● **PROBLEM TO SOLVE**:
Go through the entries below, tally each line with the string "diligence", and give the final number by itself.

● **SOURCE RECORDS**:
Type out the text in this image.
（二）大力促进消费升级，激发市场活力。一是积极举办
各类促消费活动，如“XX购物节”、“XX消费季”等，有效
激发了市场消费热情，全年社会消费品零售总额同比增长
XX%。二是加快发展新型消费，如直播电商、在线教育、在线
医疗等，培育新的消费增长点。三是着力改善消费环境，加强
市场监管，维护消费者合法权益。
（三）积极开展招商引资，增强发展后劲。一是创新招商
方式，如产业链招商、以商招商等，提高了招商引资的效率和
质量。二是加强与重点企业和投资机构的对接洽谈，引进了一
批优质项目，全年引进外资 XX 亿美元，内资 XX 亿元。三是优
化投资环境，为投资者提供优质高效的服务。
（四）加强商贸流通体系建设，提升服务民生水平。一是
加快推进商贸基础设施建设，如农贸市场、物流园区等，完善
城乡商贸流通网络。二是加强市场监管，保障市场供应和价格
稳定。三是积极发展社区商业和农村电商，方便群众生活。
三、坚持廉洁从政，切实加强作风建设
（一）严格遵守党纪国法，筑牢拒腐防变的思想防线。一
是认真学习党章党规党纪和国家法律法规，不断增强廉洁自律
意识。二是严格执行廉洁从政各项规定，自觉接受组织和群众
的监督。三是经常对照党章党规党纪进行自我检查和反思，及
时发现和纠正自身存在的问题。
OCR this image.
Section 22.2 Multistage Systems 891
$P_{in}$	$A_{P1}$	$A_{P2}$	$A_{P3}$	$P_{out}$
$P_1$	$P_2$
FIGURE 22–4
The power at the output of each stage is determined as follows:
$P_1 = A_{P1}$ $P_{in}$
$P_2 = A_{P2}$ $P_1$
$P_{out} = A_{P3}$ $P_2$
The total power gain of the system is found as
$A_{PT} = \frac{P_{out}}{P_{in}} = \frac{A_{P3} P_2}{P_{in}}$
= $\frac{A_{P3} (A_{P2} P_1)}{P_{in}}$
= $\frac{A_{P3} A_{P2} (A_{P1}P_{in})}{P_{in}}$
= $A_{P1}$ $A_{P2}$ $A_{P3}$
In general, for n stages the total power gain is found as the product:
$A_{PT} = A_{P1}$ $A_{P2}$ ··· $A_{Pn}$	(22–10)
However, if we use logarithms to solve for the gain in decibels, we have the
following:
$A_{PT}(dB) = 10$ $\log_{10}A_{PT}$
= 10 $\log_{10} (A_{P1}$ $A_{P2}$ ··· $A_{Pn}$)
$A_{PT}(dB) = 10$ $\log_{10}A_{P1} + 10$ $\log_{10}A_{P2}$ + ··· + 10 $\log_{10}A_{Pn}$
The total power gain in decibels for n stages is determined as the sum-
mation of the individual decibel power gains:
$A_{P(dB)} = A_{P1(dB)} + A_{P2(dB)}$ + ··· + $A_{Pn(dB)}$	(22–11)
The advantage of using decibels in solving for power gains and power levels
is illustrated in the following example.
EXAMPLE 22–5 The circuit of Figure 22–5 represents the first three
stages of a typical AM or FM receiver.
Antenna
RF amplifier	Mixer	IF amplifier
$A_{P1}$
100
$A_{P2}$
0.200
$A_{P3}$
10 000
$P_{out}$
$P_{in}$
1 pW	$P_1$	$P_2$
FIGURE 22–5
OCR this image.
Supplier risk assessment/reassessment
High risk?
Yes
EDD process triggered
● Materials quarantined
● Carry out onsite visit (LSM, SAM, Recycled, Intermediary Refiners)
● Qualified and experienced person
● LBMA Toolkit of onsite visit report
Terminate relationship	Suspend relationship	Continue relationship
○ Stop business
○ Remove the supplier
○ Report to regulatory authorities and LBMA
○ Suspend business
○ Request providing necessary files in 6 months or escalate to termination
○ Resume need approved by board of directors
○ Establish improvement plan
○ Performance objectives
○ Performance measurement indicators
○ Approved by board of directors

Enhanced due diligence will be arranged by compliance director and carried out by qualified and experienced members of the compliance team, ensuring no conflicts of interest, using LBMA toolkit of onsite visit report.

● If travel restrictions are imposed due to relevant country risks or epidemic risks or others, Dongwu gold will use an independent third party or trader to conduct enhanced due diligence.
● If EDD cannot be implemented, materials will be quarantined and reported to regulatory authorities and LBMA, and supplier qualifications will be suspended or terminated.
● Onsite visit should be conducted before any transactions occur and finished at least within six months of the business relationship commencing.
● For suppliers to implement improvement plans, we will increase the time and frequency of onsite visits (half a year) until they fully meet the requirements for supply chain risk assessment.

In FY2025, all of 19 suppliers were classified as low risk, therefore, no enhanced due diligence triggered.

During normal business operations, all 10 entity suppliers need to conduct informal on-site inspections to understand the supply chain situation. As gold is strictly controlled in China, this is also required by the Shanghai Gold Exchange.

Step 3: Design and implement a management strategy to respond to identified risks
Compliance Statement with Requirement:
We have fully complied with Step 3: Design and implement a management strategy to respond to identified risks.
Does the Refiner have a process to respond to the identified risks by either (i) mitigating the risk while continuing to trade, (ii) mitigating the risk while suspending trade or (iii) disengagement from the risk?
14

● **CORRECT RESPONSE**:
3